== SOURCE TEXT ==
OP it sounds like your child may have some neurodiversity as well as dealing with some trauma from losing a parent. Be kind to yourself, and to your 3yr old. Maybe try and find some SEN supportive parenting groups to try and find other parents who are coping with neurodiverse children and try to find a trauma informed therapist/counsellor for all 3 of your children. Maybe look at childminders or nurseries with experience of SEN. Your son probably needs a 1:1 at nursery to keep him and the other children safe, at least until they are able to assess his needs and see how they can meet them. The soft play incident is really unfortunate, other parents with no experience of raising a challenging child may understandably be irate. Just chalk it up to experience. You apologised and the child was ok, if a little roughed up. There's not much more you could have done. Maybe pick places that have more space so your son doesn't feel threatened enough to lash out and keep a very close eye.

As another poster has said I would look into parental application for an EHCP whilst awaiting assessment. You don't need a diagnosis to apply. There are lots of charities and support groups who can offer free advice.

== GIVEN DATA ==
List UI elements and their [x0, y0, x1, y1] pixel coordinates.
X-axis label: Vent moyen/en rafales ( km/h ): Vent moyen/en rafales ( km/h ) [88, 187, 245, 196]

== PROBLEMS TO WORK ON ==
1. Quote the parenting advice text word for word, everything from "As another poster" down to "offer free advice.".
2. Continue the parenting advice text beyond its final sentence.
The listing comes from a separate source unrelated to the parenting advice text.

== RESPONSE LIST ==
1.
As another poster has said I would look into parental application for an EHCP whilst awaiting assessment. You don't need a diagnosis to apply. There are lots of charities and support groups who can offer free advice.

2.
SilenceInside · Today 17:59

@donyak in terms of taking him to places like soft play I would look at SEN specific sessions if you can, where there are perhaps less children present and it’s quieter and less stimulating. Or try to go at the less busy times of day. I used to follow mine around constantly in soft play, I’m sure other people thought I was helicopter parenting but mine could also go from seemingly totally calm to biting or hitting and I had to be right there to spot the subtle shift and get in before it escalated.

Did his nursery get the LA involved at all to look at his behaviour? I think that getting an EHCP is a good next step, along with the other suggestions on this thread about getting referrals for other assessments.

MollyButton · Today 17:59

Go to your health visitor. Take any referral you can get (a Speech therapist might help).
I would also go to his previous nursery and ask them to put something in writing as to why they asked him to leave.
If he has SN (which he does even if it’s only temporary due to grief) then he should have priority for accessing some services.
Also behaviour is communication - and at this age often the only way a child really has to communicate.